(Stored items)
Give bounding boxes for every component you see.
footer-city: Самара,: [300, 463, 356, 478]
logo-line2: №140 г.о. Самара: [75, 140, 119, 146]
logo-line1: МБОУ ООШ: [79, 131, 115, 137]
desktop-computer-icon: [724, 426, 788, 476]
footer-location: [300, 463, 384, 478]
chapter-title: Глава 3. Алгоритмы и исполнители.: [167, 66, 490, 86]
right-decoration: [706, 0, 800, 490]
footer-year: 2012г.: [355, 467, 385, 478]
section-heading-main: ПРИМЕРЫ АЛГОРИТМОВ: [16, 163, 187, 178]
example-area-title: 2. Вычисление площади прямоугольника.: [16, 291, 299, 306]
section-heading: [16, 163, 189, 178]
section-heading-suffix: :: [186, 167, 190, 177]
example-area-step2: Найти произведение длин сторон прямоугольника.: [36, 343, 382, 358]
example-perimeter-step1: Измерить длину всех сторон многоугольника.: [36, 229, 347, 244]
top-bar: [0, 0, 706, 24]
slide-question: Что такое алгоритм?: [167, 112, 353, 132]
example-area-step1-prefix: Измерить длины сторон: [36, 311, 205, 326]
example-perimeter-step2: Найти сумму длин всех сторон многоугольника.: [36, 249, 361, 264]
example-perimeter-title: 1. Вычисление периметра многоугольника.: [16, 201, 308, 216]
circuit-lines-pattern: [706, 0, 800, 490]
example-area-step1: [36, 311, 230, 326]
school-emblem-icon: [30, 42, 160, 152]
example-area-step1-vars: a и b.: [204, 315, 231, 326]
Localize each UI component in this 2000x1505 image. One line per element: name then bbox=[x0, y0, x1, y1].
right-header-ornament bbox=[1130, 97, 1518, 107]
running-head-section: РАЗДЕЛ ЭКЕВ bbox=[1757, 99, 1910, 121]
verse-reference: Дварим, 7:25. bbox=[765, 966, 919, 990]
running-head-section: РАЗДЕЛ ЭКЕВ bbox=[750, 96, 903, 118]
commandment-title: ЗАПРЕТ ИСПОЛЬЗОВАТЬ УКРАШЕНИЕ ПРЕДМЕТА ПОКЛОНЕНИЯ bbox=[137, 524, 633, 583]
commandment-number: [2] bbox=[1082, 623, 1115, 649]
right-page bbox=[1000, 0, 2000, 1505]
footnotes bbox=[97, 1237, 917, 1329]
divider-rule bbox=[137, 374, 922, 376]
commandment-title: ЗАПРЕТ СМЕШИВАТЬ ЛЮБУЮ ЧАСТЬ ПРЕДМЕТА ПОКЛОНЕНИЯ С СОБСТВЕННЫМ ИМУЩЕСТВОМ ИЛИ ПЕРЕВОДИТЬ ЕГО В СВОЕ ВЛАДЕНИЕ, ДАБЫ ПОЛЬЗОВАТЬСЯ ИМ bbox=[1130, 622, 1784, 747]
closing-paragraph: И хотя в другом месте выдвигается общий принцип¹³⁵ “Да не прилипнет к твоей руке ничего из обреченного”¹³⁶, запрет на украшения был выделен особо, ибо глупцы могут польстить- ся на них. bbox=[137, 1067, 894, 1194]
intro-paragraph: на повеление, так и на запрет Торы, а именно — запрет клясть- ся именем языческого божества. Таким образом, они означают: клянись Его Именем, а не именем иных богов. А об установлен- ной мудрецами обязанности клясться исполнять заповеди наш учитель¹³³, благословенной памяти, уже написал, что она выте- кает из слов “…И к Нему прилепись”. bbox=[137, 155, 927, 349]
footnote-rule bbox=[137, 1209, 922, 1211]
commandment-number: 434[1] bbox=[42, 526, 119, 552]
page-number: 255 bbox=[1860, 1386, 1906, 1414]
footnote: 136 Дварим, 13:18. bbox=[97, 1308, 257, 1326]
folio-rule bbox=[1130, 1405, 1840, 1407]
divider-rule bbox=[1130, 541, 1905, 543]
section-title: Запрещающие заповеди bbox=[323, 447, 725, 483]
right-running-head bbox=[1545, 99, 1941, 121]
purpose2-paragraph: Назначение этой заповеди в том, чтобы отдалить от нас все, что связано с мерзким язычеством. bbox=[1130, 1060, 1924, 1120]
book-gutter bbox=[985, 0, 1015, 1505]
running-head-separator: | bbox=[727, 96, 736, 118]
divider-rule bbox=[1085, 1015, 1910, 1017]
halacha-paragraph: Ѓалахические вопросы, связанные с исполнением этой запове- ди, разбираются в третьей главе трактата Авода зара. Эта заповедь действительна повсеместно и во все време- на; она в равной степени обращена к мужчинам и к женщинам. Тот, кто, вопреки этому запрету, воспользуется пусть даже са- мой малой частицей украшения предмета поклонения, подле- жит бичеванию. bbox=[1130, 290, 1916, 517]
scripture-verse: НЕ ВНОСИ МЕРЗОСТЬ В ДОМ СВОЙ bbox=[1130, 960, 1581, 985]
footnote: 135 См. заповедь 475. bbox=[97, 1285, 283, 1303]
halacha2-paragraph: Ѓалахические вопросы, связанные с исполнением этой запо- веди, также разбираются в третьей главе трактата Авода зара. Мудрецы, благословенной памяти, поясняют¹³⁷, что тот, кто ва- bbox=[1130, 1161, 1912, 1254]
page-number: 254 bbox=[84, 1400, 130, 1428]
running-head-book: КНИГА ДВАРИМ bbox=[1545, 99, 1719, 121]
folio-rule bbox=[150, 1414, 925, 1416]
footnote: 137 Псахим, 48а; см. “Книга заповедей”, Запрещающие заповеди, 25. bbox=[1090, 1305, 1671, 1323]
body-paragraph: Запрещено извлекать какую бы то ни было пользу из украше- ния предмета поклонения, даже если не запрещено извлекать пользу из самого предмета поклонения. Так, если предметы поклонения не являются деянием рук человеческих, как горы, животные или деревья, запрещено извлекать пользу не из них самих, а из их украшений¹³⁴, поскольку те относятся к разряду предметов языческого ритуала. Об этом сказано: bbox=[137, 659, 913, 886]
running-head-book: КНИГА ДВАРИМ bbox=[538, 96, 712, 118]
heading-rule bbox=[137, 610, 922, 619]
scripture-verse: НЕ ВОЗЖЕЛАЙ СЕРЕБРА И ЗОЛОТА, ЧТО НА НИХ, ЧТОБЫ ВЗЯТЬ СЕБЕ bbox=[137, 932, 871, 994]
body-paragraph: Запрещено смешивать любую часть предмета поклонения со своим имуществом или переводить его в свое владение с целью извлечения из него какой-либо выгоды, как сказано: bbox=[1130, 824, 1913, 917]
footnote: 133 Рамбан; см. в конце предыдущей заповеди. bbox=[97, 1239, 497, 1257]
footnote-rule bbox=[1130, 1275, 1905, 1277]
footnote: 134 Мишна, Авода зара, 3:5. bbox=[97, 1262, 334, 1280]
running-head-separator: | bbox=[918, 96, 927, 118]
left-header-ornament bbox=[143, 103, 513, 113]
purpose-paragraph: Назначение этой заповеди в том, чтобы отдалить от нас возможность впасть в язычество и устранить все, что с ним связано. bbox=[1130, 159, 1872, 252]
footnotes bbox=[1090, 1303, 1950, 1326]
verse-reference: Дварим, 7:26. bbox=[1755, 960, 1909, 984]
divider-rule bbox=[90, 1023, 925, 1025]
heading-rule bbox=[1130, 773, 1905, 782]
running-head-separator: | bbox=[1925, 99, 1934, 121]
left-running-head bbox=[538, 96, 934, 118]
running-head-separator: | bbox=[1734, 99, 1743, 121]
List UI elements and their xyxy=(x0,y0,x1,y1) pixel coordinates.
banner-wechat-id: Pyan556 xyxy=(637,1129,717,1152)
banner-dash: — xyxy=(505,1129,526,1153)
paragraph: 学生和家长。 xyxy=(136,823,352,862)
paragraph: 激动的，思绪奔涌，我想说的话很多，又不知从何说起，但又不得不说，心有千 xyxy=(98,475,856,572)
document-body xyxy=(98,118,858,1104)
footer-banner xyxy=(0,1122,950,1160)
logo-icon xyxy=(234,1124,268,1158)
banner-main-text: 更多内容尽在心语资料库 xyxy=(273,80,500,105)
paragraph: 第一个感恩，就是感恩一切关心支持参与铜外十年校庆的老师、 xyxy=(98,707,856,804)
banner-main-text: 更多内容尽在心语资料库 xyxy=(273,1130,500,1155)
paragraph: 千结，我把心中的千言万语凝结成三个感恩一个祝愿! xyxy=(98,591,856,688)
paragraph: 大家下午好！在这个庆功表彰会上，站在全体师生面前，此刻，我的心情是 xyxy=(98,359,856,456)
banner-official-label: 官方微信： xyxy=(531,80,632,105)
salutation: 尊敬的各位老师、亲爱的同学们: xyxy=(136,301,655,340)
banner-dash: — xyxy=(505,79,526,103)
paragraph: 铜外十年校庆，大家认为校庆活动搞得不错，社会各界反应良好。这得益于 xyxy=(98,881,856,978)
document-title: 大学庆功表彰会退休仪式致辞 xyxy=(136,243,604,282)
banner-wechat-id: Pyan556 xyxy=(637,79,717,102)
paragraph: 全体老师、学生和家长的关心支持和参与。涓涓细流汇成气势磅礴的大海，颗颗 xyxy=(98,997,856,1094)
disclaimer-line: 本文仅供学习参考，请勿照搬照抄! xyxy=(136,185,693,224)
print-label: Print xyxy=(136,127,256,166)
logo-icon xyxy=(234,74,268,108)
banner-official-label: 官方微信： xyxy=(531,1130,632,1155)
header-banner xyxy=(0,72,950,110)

> _Given task_
In the stretch from the first line through the line containing "Localize each UI", swap "многоугольника" for "пятиугольника" and write out those lines again with everything else unchanged.

> _Output for this task_
Give bounding boxes for every component you see.
footer-city: Самара,: [300, 463, 356, 478]
logo-line2: №140 г.о. Самара: [75, 140, 119, 146]
logo-line1: МБОУ ООШ: [79, 131, 115, 137]
desktop-computer-icon: [724, 426, 788, 476]
footer-location: [300, 463, 384, 478]
chapter-title: Глава 3. Алгоритмы и исполнители.: [167, 66, 490, 86]
right-decoration: [706, 0, 800, 490]
footer-year: 2012г.: [355, 467, 385, 478]
section-heading-main: ПРИМЕРЫ АЛГОРИТМОВ: [16, 163, 187, 178]
example-area-title: 2. Вычисление площади прямоугольника.: [16, 291, 299, 306]
section-heading: [16, 163, 189, 178]
section-heading-suffix: :: [186, 167, 190, 177]
example-area-step2: Найти произведение длин сторон прямоугольника.: [36, 343, 382, 358]
example-perimeter-step1: Измерить длину всех сторон пятиугольника.: [36, 229, 347, 244]
top-bar: [0, 0, 706, 24]
slide-question: Что такое алгоритм?: [167, 112, 353, 132]
example-area-step1-prefix: Измерить длины сторон: [36, 311, 205, 326]
example-perimeter-step2: Найти сумму длин всех сторон пятиугольника.: [36, 249, 361, 264]
example-perimeter-title: 1. Вычисление периметра пятиугольника.: [16, 201, 308, 216]
circuit-lines-pattern: [706, 0, 800, 490]
example-area-step1: [36, 311, 230, 326]
school-emblem-icon: [30, 42, 160, 152]
example-area-step1-vars: a и b.: [204, 315, 231, 326]
Localize each UI component in this 2000x1505 image. One line per element: name then bbox=[x0, y0, x1, y1].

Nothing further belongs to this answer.